Fragmento seleccionado -
Para McCullers ese primer contacto será un momento clave en su vida. Al ver a Annemarie y su belleza enigmática, su pelo rubio cortado a lo garçon, su mirada de profunda desdicha, una tristeza azul como el hielo, se enamora locamente. Años después escribiría que, en cuanto vio el rostro de la mujer suiza, supo que la obsesionaría y perseguiría hasta su muerte. Creyó encontrar en la otra el alma gemela que siempre había buscado y ya sabía que no era Reeves. Se dio cuenta de todo lo que tenían en común: la pasión por la música y la literatura, una madre a la que amaban y odiaban a la vez, un marido al que no podían corresponder pues ellas preferían los amores sáficos, el gusto por la ropa y la apariencia ambiguas o claramente masculinas, el interés por los temas sociales y unas ideas políticas progresistas, y más al fondo, una necesidad insaciable de afecto y protección, y la certeza de que la soledad era tan inevitable como aterradora.
Iniciaron una amistad con citas y conversaciones. Pero Annemarie no estaba enamorada de Carson, no pudo responder de la misma manera a su afecto. Y así se lo expresó abiertamente, aunque con la mayor delicadeza.
No obstante, los sentimientos de Carson no le son indiferentes, y hasta afirma que es esta joven enamorada la que le ha conducido a una nueva crisis. Tal vez porque, como escribió McCullers en La balada del café triste:
«Con mucha frecuencia, el amado no es más que un estímulo para el amor acumulado durante años en el corazón del amante. No hay amante que no se dé cuenta de esto, con mayor o menor claridad; en el fondo, sabe que su amor es un amor solitario. (…) Por esta razón, la mayoría preferimos amar a ser amados. Casi todas las personas quieren ser amantes. Y la verdad es que, en el fondo, el convertirse en amados resulta algo intolerable para muchos. El amado teme y odia al amante, y con razón: pues el amante está siempre queriendo desnudar a su amado. El amante fuerza la relación con el amado, aunque esta experiencia no le cause más que dolor».

Ítems recibidos -
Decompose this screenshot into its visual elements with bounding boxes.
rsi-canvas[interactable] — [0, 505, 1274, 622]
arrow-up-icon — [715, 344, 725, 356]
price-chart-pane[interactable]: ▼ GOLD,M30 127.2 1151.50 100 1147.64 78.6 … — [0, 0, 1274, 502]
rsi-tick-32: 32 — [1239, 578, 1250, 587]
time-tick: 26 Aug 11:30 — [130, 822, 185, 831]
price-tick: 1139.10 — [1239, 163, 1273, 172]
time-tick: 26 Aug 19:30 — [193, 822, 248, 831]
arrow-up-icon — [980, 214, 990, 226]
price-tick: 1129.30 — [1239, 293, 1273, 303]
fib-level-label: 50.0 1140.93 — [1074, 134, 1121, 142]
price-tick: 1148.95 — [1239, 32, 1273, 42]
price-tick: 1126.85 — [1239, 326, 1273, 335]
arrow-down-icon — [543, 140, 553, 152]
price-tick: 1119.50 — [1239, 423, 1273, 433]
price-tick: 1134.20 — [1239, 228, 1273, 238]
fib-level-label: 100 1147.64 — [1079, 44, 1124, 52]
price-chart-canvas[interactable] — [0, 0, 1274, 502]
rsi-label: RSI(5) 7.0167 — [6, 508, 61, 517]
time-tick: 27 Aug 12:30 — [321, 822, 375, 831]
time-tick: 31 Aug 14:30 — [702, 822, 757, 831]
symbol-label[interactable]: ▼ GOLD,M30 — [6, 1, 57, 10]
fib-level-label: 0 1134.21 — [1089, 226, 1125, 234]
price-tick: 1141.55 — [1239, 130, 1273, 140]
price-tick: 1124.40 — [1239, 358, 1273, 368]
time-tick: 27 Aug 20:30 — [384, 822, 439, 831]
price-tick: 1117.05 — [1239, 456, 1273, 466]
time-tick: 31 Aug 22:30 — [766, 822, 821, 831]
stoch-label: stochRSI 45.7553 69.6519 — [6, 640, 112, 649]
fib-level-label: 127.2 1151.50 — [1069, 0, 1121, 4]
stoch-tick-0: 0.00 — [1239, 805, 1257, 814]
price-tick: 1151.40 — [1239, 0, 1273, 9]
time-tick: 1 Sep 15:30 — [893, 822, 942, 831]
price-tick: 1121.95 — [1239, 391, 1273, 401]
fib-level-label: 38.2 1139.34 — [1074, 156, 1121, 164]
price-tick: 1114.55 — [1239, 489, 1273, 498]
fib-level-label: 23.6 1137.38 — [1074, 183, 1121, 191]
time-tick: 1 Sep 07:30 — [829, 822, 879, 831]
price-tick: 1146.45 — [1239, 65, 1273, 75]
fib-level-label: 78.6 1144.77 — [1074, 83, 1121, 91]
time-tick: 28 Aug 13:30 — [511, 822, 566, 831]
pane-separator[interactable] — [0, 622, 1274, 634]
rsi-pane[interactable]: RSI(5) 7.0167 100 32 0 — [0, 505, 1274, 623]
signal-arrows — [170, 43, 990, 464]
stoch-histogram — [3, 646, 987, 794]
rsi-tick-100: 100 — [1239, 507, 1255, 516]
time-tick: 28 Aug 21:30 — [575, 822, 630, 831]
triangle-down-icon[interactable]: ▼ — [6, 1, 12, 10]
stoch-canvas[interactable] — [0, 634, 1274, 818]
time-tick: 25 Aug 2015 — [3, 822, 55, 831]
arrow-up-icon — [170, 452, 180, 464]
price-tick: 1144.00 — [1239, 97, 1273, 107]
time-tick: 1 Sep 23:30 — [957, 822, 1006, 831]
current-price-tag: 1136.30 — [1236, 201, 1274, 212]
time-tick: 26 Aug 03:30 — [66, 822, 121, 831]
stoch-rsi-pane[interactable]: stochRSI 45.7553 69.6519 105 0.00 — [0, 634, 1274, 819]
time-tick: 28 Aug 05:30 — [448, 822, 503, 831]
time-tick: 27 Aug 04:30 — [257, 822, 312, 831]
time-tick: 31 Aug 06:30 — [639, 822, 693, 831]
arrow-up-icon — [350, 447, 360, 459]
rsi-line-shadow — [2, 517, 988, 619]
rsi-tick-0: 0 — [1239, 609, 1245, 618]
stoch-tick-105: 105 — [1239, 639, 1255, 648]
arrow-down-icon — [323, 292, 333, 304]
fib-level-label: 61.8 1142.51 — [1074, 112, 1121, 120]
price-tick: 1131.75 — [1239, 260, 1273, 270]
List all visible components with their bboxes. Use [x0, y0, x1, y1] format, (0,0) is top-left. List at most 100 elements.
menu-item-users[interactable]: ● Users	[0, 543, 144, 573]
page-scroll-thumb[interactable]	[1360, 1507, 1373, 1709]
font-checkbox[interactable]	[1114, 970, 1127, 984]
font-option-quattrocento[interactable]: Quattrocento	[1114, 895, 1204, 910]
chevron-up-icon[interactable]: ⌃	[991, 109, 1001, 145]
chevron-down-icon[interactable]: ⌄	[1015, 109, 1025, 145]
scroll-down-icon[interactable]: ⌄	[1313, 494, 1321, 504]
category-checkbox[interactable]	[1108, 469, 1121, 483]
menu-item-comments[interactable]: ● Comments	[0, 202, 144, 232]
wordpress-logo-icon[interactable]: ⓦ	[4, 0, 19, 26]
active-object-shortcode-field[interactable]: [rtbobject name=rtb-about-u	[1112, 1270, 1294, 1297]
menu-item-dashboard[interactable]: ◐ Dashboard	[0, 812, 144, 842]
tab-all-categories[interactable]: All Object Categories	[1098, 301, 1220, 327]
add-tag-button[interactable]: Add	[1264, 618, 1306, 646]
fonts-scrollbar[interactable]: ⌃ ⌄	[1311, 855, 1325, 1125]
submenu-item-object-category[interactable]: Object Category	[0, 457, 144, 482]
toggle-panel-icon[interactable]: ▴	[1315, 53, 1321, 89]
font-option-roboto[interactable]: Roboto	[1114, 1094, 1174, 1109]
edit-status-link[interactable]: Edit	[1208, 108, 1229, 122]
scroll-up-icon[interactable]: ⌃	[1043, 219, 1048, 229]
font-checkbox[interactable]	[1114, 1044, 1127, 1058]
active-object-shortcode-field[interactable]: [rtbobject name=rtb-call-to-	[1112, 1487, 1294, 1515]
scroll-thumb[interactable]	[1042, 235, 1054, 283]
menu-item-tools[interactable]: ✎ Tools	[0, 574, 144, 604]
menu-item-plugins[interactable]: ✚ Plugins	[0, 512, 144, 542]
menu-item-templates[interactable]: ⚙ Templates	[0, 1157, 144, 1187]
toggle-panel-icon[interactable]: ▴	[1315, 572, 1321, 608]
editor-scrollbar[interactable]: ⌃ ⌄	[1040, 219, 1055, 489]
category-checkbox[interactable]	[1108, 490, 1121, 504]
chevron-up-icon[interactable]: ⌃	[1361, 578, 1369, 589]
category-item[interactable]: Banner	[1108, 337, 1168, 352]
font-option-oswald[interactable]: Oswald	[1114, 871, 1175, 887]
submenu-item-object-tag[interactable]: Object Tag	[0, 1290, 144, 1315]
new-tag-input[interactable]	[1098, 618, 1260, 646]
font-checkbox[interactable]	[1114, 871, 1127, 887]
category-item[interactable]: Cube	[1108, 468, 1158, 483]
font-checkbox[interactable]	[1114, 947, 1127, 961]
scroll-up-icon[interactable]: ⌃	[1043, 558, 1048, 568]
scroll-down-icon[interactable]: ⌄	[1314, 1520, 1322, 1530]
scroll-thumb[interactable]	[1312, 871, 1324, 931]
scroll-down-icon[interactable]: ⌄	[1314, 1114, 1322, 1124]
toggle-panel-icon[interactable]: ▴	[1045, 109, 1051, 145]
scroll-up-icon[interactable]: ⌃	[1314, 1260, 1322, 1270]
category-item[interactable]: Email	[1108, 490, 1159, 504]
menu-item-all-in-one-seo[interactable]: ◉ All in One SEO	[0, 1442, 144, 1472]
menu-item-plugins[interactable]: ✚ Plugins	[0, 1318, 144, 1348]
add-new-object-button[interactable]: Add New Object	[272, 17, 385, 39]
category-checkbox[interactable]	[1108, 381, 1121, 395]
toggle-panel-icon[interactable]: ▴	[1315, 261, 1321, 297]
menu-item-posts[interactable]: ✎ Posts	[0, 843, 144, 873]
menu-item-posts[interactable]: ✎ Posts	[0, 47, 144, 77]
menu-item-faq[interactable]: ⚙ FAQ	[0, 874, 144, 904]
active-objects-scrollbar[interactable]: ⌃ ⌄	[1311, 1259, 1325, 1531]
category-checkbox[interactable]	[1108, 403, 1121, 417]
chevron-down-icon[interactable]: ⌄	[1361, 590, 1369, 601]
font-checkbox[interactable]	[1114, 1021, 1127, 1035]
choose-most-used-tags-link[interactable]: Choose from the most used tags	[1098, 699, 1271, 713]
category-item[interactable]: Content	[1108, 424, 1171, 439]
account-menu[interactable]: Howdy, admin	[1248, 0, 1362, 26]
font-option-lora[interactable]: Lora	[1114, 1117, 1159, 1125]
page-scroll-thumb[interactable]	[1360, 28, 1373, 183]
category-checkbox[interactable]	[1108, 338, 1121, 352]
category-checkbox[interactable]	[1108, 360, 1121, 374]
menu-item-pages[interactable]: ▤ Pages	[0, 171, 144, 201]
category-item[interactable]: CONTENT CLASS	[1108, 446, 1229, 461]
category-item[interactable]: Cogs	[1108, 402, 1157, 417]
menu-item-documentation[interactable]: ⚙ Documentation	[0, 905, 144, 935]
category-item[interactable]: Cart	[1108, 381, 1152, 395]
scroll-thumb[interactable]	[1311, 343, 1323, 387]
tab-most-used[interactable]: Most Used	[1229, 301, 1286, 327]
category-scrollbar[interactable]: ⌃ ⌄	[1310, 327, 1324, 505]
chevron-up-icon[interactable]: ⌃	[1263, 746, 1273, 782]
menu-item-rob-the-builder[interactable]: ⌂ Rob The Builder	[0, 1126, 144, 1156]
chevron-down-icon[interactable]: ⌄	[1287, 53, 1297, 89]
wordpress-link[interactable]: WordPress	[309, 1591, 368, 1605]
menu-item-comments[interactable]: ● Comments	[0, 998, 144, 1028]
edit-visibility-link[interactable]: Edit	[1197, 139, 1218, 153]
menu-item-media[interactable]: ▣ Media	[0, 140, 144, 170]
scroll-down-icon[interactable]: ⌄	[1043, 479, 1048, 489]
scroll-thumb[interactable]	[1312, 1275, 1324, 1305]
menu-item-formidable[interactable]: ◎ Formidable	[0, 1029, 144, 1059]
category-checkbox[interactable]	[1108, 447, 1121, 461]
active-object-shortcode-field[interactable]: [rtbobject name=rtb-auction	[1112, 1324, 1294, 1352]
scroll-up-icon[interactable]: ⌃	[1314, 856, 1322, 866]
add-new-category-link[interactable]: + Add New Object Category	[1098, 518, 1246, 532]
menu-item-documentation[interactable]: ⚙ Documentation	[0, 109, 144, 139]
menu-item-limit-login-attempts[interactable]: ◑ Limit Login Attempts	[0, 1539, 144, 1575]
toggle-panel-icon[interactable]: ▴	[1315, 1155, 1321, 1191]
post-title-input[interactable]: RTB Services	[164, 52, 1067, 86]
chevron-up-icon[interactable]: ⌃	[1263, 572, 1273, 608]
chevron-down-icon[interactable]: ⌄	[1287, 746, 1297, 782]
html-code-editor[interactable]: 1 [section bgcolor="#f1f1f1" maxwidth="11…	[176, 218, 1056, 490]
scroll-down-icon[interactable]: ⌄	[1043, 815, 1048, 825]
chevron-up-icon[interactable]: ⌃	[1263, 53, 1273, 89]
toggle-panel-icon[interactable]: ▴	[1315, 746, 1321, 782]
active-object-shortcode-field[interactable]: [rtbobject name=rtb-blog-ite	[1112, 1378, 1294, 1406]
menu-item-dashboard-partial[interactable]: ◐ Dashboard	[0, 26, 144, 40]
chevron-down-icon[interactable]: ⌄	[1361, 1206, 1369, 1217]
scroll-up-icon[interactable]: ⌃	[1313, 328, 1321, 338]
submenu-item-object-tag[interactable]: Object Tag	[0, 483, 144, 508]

Por hacer -
a: ¿Qué obra de McCullers se cita en el fragmento sobre el amado y el amante?
b: Repite del fragmento el pasaje que comienza en "Iniciaron una amistad" y termina en "la mayor delicadeza.".

Tareas resueltas -
a: La balada del café triste.

b:
Iniciaron una amistad con citas y conversaciones. Pero Annemarie no estaba enamorada de Carson, no pudo responder de la misma manera a su afecto. Y así se lo expresó abiertamente, aunque con la mayor delicadeza.